### Work required
Would you write out the entries below, every one of them, exactly?

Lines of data
========

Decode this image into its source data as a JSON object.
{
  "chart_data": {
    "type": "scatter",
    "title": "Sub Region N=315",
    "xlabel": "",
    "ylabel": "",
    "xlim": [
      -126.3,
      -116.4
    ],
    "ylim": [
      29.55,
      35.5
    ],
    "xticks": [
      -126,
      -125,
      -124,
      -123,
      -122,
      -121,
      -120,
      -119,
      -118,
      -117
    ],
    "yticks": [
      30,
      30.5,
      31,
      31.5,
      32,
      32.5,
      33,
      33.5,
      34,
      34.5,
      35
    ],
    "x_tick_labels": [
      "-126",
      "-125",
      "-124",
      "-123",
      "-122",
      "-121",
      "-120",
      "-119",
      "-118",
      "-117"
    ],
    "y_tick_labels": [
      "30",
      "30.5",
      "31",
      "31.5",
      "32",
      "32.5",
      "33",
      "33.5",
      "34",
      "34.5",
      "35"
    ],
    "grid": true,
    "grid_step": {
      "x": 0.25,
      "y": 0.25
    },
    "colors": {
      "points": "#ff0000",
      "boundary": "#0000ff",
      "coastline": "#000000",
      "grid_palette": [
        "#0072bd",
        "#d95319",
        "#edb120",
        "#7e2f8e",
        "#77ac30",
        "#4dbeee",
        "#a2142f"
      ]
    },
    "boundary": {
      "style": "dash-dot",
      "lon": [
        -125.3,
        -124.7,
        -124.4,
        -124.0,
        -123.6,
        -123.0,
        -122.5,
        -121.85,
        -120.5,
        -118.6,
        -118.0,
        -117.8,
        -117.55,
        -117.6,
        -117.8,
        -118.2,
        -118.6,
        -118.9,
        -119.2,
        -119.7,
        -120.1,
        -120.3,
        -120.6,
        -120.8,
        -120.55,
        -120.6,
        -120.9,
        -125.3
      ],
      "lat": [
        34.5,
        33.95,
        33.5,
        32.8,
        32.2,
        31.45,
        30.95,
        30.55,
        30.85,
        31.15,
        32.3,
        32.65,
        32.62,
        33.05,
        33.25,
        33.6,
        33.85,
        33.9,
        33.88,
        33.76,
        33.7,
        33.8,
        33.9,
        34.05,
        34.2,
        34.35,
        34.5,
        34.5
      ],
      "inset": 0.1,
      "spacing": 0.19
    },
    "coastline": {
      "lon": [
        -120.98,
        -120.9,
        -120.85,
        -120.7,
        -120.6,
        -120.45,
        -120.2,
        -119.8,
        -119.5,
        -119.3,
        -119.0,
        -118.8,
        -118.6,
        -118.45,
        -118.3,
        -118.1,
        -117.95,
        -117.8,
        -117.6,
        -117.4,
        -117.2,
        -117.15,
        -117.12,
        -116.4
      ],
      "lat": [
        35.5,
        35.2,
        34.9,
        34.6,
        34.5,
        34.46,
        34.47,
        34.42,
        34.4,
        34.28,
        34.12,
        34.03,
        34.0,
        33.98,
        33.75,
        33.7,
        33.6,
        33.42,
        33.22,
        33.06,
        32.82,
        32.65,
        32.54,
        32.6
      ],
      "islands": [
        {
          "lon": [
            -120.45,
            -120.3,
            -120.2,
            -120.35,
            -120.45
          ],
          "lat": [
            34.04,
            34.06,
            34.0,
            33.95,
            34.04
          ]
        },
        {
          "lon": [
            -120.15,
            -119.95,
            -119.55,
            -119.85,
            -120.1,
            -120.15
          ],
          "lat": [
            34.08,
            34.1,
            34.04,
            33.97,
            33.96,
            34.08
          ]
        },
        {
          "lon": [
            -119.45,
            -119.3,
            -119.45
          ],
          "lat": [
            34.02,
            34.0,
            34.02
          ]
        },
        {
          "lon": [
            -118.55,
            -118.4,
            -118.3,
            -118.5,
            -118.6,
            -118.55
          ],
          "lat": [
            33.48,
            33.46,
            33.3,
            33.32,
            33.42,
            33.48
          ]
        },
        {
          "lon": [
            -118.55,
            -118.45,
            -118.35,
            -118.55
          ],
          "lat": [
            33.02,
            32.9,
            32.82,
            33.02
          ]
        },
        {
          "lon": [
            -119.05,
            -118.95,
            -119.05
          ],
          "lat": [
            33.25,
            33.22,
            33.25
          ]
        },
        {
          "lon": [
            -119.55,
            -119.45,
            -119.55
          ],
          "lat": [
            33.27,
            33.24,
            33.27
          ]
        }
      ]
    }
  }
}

========

### Response to this task
Decode this image into its source data as a JSON object.
{
  "chart_data": {
    "type": "scatter",
    "title": "Sub Region N=315",
    "xlabel": "",
    "ylabel": "",
    "xlim": [
      -126.3,
      -116.4
    ],
    "ylim": [
      29.55,
      35.5
    ],
    "xticks": [
      -126,
      -125,
      -124,
      -123,
      -122,
      -121,
      -120,
      -119,
      -118,
      -117
    ],
    "yticks": [
      30,
      30.5,
      31,
      31.5,
      32,
      32.5,
      33,
      33.5,
      34,
      34.5,
      35
    ],
    "x_tick_labels": [
      "-126",
      "-125",
      "-124",
      "-123",
      "-122",
      "-121",
      "-120",
      "-119",
      "-118",
      "-117"
    ],
    "y_tick_labels": [
      "30",
      "30.5",
      "31",
      "31.5",
      "32",
      "32.5",
      "33",
      "33.5",
      "34",
      "34.5",
      "35"
    ],
    "grid": true,
    "grid_step": {
      "x": 0.25,
      "y": 0.25
    },
    "colors": {
      "points": "#ff0000",
      "boundary": "#0000ff",
      "coastline": "#000000",
      "grid_palette": [
        "#0072bd",
        "#d95319",
        "#edb120",
        "#7e2f8e",
        "#77ac30",
        "#4dbeee",
        "#a2142f"
      ]
    },
    "boundary": {
      "style": "dash-dot",
      "lon": [
        -125.3,
        -124.7,
        -124.4,
        -124.0,
        -123.6,
        -123.0,
        -122.5,
        -121.85,
        -120.5,
        -118.6,
        -118.0,
        -117.8,
        -117.55,
        -117.6,
        -117.8,
        -118.2,
        -118.6,
        -118.9,
        -119.2,
        -119.7,
        -120.1,
        -120.3,
        -120.6,
        -120.8,
        -120.55,
        -120.6,
        -120.9,
        -125.3
      ],
      "lat": [
        34.5,
        33.95,
        33.5,
        32.8,
        32.2,
        31.45,
        30.95,
        30.55,
        30.85,
        31.15,
        32.3,
        32.65,
        32.62,
        33.05,
        33.25,
        33.6,
        33.85,
        33.9,
        33.88,
        33.76,
        33.7,
        33.8,
        33.9,
        34.05,
        34.2,
        34.35,
        34.5,
        34.5
      ],
      "inset": 0.1,
      "spacing": 0.19
    },
    "coastline": {
      "lon": [
        -120.98,
        -120.9,
        -120.85,
        -120.7,
        -120.6,
        -120.45,
        -120.2,
        -119.8,
        -119.5,
        -119.3,
        -119.0,
        -118.8,
        -118.6,
        -118.45,
        -118.3,
        -118.1,
        -117.95,
        -117.8,
        -117.6,
        -117.4,
        -117.2,
        -117.15,
        -117.12,
        -116.4
      ],
      "lat": [
        35.5,
        35.2,
        34.9,
        34.6,
        34.5,
        34.46,
        34.47,
        34.42,
        34.4,
        34.28,
        34.12,
        34.03,
        34.0,
        33.98,
        33.75,
        33.7,
        33.6,
        33.42,
        33.22,
        33.06,
        32.82,
        32.65,
        32.54,
        32.6
      ],
      "islands": [
        {
          "lon": [
            -120.45,
            -120.3,
            -120.2,
            -120.35,
            -120.45
          ],
          "lat": [
            34.04,
            34.06,
            34.0,
            33.95,
            34.04
          ]
        },
        {
          "lon": [
            -120.15,
            -119.95,
            -119.55,
            -119.85,
            -120.1,
            -120.15
          ],
          "lat": [
            34.08,
            34.1,
            34.04,
            33.97,
            33.96,
            34.08
          ]
        },
        {
          "lon": [
            -119.45,
            -119.3,
            -119.45
          ],
          "lat": [
            34.02,
            34.0,
            34.02
          ]
        },
        {
          "lon": [
            -118.55,
            -118.4,
            -118.3,
            -118.5,
            -118.6,
            -118.55
          ],
          "lat": [
            33.48,
            33.46,
            33.3,
            33.32,
            33.42,
            33.48
          ]
        },
        {
          "lon": [
            -118.55,
            -118.45,
            -118.35,
            -118.55
          ],
          "lat": [
            33.02,
            32.9,
            32.82,
            33.02
          ]
        },
        {
          "lon": [
            -119.05,
            -118.95,
            -119.05
          ],
          "lat": [
            33.25,
            33.22,
            33.25
          ]
        },
        {
          "lon": [
            -119.55,
            -119.45,
            -119.55
          ],
          "lat": [
            33.27,
            33.24,
            33.27
          ]
        }
      ]
    }
  }
}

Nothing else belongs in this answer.